(Figure collection entries)
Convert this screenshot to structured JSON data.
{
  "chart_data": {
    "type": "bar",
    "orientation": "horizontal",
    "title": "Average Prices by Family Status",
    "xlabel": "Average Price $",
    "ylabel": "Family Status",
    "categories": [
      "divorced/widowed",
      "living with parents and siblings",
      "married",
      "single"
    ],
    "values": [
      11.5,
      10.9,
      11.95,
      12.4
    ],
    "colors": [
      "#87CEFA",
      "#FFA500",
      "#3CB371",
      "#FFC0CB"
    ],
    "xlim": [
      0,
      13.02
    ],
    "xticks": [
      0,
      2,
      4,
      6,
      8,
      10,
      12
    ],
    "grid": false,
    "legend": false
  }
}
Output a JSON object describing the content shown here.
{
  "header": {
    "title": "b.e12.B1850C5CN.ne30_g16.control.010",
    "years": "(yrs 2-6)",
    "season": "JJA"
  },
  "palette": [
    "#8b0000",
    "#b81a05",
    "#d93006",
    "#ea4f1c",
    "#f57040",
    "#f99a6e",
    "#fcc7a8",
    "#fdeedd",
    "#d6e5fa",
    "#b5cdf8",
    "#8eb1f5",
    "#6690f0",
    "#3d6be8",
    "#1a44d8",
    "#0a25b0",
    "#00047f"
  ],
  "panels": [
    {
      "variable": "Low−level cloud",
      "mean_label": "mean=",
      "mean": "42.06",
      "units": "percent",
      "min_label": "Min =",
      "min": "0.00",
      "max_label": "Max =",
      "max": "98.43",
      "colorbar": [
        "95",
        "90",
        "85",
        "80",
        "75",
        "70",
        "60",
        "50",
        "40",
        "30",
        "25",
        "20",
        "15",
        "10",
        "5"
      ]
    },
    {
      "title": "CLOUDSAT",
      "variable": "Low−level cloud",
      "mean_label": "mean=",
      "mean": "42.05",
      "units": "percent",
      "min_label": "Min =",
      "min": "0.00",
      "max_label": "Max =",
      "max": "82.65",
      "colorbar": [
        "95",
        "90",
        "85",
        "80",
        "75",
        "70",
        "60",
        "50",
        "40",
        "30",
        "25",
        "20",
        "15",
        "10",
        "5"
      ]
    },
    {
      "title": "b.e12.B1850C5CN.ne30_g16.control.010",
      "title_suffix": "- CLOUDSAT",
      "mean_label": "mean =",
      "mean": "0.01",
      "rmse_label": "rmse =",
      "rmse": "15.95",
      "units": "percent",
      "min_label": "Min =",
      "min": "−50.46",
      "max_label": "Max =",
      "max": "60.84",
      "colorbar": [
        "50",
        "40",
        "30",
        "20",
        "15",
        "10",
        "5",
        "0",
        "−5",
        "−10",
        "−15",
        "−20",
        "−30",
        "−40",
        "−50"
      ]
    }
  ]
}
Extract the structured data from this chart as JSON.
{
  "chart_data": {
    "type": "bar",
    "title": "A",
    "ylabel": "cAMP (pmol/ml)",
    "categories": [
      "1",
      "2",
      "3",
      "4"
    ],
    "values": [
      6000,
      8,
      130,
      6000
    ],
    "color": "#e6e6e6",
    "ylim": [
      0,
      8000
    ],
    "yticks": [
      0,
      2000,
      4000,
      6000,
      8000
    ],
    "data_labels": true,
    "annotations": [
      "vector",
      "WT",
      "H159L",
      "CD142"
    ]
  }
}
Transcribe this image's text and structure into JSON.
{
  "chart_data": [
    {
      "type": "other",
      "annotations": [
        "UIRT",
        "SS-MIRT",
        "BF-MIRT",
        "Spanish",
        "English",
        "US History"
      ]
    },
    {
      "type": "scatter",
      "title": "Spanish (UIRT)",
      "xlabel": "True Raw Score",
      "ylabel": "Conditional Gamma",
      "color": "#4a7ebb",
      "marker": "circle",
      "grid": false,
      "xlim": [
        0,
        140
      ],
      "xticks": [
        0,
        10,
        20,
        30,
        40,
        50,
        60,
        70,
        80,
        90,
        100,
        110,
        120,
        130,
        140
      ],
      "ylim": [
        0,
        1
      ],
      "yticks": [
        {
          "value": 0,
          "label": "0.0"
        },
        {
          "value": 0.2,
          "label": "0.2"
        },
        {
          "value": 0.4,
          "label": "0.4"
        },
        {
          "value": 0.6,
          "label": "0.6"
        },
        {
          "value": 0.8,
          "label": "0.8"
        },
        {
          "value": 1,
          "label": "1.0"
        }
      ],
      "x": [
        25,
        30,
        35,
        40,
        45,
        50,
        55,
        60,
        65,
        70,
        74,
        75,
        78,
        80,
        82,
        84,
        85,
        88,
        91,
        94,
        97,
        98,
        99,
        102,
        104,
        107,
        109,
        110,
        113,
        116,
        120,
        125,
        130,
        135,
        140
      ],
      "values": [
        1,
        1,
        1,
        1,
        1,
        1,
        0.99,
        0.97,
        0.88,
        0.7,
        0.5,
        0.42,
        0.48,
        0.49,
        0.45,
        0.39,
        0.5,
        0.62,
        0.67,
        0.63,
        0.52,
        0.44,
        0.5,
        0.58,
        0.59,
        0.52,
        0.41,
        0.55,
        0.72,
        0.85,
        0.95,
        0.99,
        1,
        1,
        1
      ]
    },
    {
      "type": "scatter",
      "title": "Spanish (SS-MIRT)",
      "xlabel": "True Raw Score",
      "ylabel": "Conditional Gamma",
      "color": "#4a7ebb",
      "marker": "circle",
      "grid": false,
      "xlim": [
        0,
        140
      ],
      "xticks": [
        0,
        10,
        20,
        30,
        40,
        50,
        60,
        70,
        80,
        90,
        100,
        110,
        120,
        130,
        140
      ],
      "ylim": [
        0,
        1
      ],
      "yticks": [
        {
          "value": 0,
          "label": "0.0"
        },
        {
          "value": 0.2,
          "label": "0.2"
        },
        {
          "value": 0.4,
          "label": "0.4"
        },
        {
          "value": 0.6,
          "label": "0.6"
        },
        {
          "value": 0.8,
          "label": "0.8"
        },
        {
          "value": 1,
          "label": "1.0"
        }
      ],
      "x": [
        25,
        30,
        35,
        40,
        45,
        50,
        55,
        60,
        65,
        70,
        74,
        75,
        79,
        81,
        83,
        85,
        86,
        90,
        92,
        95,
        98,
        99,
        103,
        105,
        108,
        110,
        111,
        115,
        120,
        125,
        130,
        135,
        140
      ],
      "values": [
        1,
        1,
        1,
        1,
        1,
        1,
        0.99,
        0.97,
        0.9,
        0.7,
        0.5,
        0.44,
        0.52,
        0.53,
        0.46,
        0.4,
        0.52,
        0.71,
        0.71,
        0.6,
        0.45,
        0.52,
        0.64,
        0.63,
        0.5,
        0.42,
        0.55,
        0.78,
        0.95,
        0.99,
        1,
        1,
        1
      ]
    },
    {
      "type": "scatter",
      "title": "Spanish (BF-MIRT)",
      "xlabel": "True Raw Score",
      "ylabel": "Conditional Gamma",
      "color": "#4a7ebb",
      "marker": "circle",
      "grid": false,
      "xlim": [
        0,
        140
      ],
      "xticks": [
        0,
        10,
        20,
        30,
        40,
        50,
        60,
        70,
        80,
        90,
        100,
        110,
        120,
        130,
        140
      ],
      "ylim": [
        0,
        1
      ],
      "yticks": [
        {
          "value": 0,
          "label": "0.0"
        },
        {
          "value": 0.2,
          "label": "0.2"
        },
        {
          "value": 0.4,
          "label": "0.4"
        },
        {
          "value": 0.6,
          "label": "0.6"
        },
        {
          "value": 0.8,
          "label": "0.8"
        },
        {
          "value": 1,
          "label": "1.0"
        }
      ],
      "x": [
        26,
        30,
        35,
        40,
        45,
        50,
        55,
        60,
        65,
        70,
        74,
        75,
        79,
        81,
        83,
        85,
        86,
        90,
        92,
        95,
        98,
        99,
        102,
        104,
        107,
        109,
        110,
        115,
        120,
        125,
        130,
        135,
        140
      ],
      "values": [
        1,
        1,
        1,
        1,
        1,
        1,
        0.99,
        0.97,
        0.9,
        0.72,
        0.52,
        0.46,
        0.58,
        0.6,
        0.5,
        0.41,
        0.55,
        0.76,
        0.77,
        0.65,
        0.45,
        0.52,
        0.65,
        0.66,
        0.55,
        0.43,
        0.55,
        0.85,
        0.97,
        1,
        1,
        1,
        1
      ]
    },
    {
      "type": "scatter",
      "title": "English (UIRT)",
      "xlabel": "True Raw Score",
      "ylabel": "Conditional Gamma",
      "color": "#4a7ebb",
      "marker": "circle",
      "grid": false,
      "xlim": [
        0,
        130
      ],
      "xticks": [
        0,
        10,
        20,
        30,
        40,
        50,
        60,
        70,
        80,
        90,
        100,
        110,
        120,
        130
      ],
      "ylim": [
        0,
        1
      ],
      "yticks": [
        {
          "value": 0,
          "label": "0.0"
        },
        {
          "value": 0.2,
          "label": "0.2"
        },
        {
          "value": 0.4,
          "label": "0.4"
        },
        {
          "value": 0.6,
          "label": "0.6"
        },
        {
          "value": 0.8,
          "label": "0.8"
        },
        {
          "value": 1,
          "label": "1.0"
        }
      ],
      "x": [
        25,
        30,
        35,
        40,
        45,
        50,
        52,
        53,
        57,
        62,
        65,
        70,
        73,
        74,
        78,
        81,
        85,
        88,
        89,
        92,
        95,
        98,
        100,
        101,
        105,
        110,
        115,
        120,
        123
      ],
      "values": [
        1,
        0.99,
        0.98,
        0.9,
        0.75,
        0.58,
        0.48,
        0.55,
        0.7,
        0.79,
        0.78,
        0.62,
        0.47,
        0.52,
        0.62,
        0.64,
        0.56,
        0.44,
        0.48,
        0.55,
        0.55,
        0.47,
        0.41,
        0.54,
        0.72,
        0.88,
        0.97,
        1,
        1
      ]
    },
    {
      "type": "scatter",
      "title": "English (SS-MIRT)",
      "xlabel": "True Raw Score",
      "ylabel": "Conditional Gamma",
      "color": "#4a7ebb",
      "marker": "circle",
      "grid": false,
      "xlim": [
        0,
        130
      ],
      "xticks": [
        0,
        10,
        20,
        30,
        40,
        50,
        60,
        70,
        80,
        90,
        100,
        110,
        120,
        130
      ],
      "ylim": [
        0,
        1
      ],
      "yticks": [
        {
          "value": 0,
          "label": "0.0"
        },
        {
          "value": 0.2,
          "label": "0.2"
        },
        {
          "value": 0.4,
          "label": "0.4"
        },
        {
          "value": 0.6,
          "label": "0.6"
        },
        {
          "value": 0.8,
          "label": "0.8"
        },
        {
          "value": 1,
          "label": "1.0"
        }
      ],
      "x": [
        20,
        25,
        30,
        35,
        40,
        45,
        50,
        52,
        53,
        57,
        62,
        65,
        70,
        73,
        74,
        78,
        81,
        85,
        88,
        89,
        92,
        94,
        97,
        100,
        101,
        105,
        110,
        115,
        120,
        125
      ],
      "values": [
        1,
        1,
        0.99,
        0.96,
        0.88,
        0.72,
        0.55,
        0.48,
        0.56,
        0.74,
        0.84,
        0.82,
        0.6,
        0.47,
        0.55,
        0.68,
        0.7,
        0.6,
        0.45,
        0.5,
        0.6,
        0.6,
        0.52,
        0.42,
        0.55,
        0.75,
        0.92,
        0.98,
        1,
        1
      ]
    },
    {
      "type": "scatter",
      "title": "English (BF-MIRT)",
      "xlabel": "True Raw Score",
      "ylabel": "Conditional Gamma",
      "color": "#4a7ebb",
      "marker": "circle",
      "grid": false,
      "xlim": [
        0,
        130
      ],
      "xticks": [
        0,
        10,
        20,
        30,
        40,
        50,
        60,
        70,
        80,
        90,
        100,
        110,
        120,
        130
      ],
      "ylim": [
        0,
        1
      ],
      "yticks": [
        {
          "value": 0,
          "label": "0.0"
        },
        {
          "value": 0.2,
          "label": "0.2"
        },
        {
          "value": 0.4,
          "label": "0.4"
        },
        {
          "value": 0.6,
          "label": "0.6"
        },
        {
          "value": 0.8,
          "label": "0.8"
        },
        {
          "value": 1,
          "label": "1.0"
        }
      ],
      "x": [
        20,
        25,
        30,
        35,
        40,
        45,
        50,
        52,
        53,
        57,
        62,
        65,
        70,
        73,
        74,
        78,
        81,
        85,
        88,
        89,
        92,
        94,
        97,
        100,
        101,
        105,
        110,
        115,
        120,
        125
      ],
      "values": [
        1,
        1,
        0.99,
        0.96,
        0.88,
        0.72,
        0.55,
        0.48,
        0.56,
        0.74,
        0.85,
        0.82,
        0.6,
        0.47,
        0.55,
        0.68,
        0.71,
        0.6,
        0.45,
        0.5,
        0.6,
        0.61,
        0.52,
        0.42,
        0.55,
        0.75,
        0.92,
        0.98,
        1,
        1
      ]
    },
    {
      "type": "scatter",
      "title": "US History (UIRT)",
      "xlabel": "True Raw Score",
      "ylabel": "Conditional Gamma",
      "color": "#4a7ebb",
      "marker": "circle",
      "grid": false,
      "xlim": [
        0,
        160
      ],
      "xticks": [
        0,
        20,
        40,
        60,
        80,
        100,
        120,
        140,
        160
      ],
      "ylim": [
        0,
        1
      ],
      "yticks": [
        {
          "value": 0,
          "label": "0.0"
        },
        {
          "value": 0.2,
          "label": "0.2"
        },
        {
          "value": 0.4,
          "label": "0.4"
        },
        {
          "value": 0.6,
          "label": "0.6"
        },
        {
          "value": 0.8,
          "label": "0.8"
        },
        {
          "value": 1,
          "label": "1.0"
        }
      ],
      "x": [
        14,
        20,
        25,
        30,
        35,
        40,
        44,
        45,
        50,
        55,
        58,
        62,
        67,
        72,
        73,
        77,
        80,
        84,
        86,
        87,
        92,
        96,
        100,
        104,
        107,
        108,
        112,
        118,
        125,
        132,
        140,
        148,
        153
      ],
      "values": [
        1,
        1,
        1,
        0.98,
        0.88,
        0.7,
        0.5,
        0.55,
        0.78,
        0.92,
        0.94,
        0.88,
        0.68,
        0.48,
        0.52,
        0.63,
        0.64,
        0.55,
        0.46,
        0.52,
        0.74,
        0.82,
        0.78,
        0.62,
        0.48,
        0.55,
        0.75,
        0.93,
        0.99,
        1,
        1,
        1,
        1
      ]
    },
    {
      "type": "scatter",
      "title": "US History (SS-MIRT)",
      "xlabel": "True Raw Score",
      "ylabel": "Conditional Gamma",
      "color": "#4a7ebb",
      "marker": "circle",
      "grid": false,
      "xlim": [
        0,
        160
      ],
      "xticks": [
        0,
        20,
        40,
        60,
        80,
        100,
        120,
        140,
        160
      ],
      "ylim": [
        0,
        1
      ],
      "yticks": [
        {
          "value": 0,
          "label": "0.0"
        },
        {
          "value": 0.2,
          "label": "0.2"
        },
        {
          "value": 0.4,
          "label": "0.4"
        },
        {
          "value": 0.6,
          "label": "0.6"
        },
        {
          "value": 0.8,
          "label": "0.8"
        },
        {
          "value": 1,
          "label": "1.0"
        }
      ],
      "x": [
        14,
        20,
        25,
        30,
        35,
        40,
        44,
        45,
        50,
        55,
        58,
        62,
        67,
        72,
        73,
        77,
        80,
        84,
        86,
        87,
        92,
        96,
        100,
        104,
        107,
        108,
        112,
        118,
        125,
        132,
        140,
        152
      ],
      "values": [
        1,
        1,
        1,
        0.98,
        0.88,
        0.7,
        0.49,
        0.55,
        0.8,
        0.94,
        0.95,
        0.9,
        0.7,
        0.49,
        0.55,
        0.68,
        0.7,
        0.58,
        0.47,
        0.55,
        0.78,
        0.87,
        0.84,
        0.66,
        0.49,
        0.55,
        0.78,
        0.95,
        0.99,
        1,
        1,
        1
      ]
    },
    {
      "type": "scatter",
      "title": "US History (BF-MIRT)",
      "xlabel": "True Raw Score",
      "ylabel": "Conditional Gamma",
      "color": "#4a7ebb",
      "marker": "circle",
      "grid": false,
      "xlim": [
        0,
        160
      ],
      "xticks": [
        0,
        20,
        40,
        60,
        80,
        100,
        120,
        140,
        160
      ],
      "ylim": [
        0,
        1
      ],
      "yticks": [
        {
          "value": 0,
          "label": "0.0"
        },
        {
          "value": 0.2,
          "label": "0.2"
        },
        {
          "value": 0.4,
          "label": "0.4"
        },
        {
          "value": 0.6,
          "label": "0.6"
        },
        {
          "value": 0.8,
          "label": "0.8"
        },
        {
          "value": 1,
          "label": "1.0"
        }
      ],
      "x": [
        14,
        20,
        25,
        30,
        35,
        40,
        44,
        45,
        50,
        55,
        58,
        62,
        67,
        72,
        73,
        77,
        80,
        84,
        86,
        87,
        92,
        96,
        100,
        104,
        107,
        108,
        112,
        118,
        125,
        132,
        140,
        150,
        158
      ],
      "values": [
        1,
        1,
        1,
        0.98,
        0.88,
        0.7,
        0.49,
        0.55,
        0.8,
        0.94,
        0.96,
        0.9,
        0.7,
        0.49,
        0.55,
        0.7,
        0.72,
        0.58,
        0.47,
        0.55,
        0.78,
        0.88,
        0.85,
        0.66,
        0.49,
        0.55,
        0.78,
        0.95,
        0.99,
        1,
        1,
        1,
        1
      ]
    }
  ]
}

Stated goal:
Filter the records above for "CLOUDSAT" and copy every matching line.

Expected answer:
      "title": "CLOUDSAT",
      "title_suffix": "- CLOUDSAT",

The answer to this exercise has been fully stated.